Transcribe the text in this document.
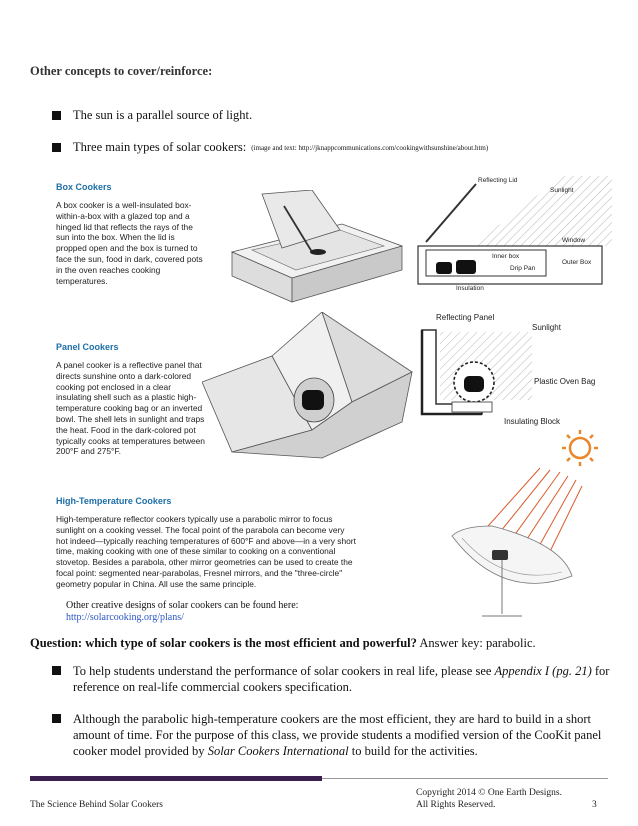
Other concepts to cover/reinforce:
The sun is a parallel source of light.
Three main types of solar cookers: (image and text: http://jknappcommunications.com/cookingwithsunshine/about.htm)
Box Cookers
A box cooker is a well-insulated box-
within-a-box with a glazed top and a
hinged lid that reflects the rays of the
sun into the box. When the lid is
propped open and the box is turned to
face the sun, food in dark, covered pots
in the oven reaches cooking
temperatures.
Reflecting Lid
Sunlight
Window
Inner box
Drip Pan
Outer Box
Insulation
Panel Cookers
A panel cooker is a reflective panel that
directs sunshine onto a dark-colored
cooking pot enclosed in a clear
insulating shell such as a plastic high-
temperature cooking bag or an inverted
bowl. The shell lets in sunlight and traps
the heat. Food in the dark-colored pot
typically cooks at temperatures between
200°F and 275°F.
Reflecting Panel
Sunlight
Plastic Oven Bag
Insulating Block
High-Temperature Cookers
High-temperature reflector cookers typically use a parabolic mirror to focus
sunlight on a cooking vessel. The focal point of the parabola can become very
hot indeed—typically reaching temperatures of 600°F and above—in a very short
time, making cooking with one of these similar to cooking on a conventional
stovetop. Besides a parabola, other mirror geometries can be used to create the
focal point: segmented near-parabolas, Fresnel mirrors, and the "three-circle"
geometry popular in China. All use the same principle.
Other creative designs of solar cookers can be found here:
http://solarcooking.org/plans/
Question: which type of solar cookers is the most efficient and powerful? Answer key: parabolic.
To help students understand the performance of solar cookers in real life, please see Appendix I (pg. 21) for reference on real-life commercial cookers specification.
Although the parabolic high-temperature cookers are the most efficient, they are hard to build in a short amount of time. For the purpose of this class, we provide students a modified version of the CooKit panel cooker model provided by Solar Cookers International to build for the activities.
The Science Behind Solar Cookers
Copyright 2014 © One Earth Designs.
All Rights Reserved.	3
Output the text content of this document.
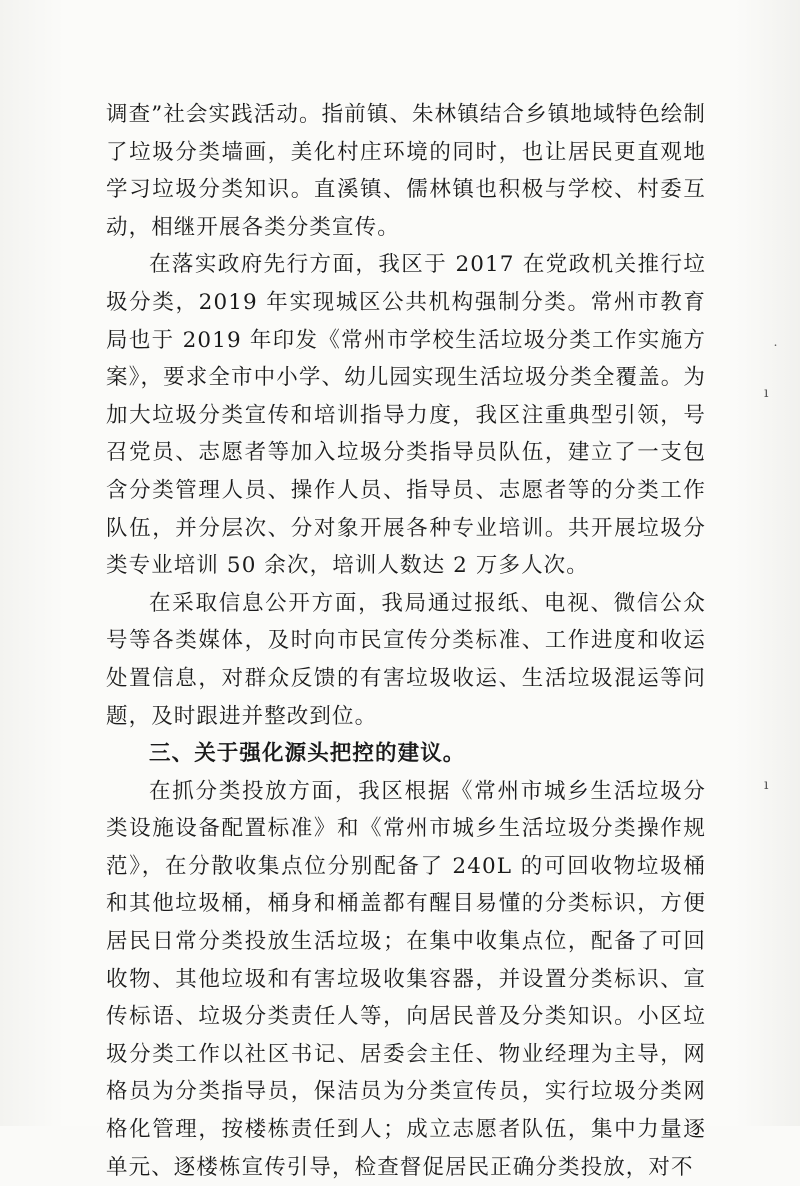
调查”社会实践活动。指前镇、朱林镇结合乡镇地域特色绘制了垃圾分类墙画，美化村庄环境的同时，也让居民更直观地学习垃圾分类知识。直溪镇、儒林镇也积极与学校、村委互动，相继开展各类分类宣传。

在落实政府先行方面，我区于 2017 在党政机关推行垃圾分类，2019 年实现城区公共机构强制分类。常州市教育局也于 2019 年印发《常州市学校生活垃圾分类工作实施方案》，要求全市中小学、幼儿园实现生活垃圾分类全覆盖。为加大垃圾分类宣传和培训指导力度，我区注重典型引领，号召党员、志愿者等加入垃圾分类指导员队伍，建立了一支包含分类管理人员、操作人员、指导员、志愿者等的分类工作队伍，并分层次、分对象开展各种专业培训。共开展垃圾分类专业培训 50 余次，培训人数达 2 万多人次。

在采取信息公开方面，我局通过报纸、电视、微信公众号等各类媒体，及时向市民宣传分类标准、工作进度和收运处置信息，对群众反馈的有害垃圾收运、生活垃圾混运等问题，及时跟进并整改到位。

三、关于强化源头把控的建议。

在抓分类投放方面，我区根据《常州市城乡生活垃圾分类设施设备配置标准》和《常州市城乡生活垃圾分类操作规范》，在分散收集点位分别配备了 240L 的可回收物垃圾桶和其他垃圾桶，桶身和桶盖都有醒目易懂的分类标识，方便居民日常分类投放生活垃圾；在集中收集点位，配备了可回收物、其他垃圾和有害垃圾收集容器，并设置分类标识、宣传标语、垃圾分类责任人等，向居民普及分类知识。小区垃圾分类工作以社区书记、居委会主任、物业经理为主导，网格员为分类指导员，保洁员为分类宣传员，实行垃圾分类网格化管理，按楼栋责任到人；成立志愿者队伍，集中力量逐单元、逐楼栋宣传引导，检查督促居民正确分类投放，对不

ı
ı
˙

**TASK DETAILS**
Your task is to pick out every line with the string "short" and copy it.

**FINISHED ANSWER**
hot indeed—typically reaching temperatures of 600°F and above—in a very short
Although the parabolic high-temperature cookers are the most efficient, they are hard to build in a short amount of time. For the purpose of this class, we provide students a modified version of the CooKit panel cooker model provided by Solar Cookers International to build for the activities.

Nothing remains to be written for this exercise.